▸ **REQUIRED TASK**:
Return all lines where the word "Debit" can be found.

▸ **GIVEN DATA**:
******************************
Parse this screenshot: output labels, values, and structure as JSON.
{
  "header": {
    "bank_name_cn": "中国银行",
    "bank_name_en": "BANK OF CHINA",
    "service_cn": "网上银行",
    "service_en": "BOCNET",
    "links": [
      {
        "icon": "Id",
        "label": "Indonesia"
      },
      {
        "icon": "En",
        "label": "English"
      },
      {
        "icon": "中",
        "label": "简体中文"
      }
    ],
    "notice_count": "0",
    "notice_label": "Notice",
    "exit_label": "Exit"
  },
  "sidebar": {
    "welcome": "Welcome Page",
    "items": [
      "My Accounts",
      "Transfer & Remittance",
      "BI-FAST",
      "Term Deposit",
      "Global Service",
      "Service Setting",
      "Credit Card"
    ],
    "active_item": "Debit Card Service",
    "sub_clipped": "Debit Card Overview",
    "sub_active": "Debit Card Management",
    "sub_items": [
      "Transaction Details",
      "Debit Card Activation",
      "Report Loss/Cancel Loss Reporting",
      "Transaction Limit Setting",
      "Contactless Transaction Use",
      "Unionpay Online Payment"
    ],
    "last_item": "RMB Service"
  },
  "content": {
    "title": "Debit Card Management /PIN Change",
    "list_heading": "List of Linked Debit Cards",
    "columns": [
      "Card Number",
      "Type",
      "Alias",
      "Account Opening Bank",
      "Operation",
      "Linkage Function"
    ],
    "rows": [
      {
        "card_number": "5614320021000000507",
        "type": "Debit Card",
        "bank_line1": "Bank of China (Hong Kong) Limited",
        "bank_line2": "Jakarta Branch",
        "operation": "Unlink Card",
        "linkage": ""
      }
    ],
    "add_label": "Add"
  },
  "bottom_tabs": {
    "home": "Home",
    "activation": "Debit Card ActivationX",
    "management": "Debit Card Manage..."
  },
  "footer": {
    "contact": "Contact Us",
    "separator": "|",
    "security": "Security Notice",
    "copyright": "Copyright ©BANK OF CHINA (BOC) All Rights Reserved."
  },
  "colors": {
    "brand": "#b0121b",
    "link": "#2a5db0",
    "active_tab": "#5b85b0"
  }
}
******************************
▸ **RESULT BELOW**:
    "active_item": "Debit Card Service",
    "sub_clipped": "Debit Card Overview",
    "sub_active": "Debit Card Management",
      "Debit Card Activation",
    "title": "Debit Card Management /PIN Change",
    "list_heading": "List of Linked Debit Cards",
        "type": "Debit Card",
    "activation": "Debit Card ActivationX",
    "management": "Debit Card Manage..."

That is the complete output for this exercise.